SOURCE MATERIAL:

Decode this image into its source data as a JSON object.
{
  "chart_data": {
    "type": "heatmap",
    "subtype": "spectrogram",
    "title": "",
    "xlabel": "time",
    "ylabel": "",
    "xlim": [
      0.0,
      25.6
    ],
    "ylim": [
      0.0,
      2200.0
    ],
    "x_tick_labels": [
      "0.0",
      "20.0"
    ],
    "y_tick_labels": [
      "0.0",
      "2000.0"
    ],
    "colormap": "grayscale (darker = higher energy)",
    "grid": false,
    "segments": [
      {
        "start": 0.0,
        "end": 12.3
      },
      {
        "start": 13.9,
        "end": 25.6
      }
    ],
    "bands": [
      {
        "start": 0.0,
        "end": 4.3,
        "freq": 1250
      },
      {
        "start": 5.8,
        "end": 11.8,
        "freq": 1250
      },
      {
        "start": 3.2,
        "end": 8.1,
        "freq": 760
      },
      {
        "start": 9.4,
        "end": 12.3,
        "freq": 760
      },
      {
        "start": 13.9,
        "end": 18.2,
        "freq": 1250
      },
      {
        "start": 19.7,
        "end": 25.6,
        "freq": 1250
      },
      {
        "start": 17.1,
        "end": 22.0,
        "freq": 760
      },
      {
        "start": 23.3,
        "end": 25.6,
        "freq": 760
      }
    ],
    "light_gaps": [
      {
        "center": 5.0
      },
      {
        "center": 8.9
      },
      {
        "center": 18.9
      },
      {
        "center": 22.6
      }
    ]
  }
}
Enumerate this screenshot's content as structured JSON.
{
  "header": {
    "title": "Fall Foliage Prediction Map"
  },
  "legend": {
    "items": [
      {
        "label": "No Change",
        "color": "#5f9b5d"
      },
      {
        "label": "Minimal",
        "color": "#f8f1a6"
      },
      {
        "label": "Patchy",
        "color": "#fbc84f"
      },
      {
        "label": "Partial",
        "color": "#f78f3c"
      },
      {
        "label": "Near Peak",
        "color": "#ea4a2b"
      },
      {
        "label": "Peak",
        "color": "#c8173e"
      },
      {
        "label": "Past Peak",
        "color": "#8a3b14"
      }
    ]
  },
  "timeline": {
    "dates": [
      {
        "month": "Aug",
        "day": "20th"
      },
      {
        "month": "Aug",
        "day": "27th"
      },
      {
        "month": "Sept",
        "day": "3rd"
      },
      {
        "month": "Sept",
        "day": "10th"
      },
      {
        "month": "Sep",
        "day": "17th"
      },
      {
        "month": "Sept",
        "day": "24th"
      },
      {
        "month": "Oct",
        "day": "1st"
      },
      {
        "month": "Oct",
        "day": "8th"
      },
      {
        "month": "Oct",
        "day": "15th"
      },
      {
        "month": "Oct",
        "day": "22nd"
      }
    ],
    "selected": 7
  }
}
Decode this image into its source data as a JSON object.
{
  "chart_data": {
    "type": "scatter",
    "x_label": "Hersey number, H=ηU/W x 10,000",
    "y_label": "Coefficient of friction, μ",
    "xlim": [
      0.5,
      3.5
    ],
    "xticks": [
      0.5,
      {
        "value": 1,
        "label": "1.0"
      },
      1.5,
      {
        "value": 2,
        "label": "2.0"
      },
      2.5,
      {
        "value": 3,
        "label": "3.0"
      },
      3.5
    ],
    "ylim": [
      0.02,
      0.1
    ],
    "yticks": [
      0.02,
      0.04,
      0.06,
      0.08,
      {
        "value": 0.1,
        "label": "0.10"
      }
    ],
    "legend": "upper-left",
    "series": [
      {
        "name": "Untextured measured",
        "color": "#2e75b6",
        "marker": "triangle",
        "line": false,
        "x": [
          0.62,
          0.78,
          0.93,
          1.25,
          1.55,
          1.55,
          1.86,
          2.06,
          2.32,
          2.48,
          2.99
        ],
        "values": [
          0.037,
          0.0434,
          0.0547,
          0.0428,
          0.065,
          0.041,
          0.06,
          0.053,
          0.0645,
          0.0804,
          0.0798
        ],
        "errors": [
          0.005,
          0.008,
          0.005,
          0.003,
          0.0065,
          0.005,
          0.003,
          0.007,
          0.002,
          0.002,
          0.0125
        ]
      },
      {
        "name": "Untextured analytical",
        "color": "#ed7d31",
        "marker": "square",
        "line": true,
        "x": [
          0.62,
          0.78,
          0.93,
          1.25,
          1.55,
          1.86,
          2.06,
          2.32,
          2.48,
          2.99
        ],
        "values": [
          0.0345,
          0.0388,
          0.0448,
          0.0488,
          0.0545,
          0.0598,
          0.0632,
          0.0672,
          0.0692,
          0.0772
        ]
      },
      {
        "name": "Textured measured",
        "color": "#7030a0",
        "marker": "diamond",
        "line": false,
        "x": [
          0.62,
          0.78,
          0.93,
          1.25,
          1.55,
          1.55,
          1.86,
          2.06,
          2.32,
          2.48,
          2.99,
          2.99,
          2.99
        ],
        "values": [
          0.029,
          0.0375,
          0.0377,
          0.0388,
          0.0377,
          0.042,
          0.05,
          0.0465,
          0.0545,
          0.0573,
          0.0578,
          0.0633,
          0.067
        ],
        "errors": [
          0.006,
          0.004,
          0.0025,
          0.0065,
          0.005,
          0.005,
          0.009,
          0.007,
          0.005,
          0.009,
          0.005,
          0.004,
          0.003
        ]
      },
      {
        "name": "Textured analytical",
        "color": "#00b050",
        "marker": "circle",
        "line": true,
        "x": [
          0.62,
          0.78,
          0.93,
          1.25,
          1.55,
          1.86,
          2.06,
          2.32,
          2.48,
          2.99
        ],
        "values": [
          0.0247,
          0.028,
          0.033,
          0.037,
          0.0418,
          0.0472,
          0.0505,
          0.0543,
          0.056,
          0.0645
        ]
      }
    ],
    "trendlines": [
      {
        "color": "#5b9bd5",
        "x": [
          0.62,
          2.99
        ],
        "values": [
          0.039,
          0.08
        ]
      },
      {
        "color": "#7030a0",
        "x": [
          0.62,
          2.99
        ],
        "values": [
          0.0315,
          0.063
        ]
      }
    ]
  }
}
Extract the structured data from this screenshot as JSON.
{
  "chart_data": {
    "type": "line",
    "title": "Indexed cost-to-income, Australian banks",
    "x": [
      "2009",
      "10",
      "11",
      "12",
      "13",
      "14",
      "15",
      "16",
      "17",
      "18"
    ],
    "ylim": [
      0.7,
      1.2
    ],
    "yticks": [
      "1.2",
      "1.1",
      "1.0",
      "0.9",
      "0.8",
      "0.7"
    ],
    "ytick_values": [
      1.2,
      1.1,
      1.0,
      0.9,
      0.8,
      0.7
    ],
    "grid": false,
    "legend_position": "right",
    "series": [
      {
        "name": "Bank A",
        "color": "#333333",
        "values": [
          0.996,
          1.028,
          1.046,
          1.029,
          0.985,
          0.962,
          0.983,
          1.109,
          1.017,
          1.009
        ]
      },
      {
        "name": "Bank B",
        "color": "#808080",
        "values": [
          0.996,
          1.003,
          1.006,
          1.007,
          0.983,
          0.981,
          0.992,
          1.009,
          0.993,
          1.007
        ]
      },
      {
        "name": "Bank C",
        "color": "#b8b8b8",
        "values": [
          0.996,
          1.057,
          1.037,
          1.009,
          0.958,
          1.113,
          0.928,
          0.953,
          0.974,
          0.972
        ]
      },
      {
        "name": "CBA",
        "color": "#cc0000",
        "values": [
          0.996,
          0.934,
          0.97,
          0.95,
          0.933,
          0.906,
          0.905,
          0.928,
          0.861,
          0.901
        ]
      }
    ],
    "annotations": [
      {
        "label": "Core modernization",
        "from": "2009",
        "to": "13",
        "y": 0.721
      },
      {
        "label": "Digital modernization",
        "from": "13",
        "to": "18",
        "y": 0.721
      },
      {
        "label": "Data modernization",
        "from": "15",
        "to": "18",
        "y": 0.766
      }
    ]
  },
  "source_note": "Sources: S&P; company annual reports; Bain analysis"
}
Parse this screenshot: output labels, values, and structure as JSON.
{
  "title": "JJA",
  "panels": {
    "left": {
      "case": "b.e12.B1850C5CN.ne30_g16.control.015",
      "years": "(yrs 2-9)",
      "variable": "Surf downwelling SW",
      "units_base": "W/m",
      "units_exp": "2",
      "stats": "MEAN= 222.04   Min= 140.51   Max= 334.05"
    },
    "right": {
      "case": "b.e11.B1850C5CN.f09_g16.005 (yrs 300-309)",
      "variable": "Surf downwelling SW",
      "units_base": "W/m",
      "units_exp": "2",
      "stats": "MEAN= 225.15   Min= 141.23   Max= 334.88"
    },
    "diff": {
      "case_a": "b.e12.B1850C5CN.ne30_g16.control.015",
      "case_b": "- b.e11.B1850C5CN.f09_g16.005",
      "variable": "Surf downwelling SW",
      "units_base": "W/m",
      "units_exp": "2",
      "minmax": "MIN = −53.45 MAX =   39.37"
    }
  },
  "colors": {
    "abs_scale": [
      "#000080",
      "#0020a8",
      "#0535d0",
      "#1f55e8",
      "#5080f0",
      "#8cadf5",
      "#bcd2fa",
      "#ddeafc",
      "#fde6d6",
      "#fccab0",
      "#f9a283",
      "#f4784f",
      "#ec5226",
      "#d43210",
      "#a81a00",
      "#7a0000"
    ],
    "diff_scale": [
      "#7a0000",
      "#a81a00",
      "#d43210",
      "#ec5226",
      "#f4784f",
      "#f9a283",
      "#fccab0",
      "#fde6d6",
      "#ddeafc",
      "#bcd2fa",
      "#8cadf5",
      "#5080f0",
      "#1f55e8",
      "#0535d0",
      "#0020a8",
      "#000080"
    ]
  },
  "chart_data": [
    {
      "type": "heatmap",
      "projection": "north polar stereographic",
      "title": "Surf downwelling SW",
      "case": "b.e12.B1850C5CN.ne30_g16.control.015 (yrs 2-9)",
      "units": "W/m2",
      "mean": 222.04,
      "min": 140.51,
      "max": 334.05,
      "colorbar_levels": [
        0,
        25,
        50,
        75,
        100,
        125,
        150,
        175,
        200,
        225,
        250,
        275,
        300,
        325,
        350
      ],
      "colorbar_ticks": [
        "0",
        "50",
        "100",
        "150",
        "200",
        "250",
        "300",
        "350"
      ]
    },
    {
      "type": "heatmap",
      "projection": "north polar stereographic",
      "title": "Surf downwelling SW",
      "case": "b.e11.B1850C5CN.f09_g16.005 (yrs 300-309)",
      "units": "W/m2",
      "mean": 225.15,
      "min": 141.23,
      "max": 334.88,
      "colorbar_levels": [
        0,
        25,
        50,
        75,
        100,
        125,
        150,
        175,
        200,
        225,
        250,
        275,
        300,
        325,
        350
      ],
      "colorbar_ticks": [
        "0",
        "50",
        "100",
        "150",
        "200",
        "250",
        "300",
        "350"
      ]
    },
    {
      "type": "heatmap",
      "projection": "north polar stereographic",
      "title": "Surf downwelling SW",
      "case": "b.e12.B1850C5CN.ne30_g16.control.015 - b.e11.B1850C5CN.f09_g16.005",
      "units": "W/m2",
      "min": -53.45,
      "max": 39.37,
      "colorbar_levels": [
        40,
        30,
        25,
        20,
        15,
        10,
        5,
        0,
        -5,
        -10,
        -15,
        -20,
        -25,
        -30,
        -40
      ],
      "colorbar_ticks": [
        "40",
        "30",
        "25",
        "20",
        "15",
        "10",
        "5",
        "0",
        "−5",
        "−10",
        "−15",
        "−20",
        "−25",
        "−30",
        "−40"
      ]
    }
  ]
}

WHAT IS REQUIRED: Copy in full each line that holds the word "Untextured".

COMPLETE ANSWER:
        "name": "Untextured measured",
        "name": "Untextured analytical",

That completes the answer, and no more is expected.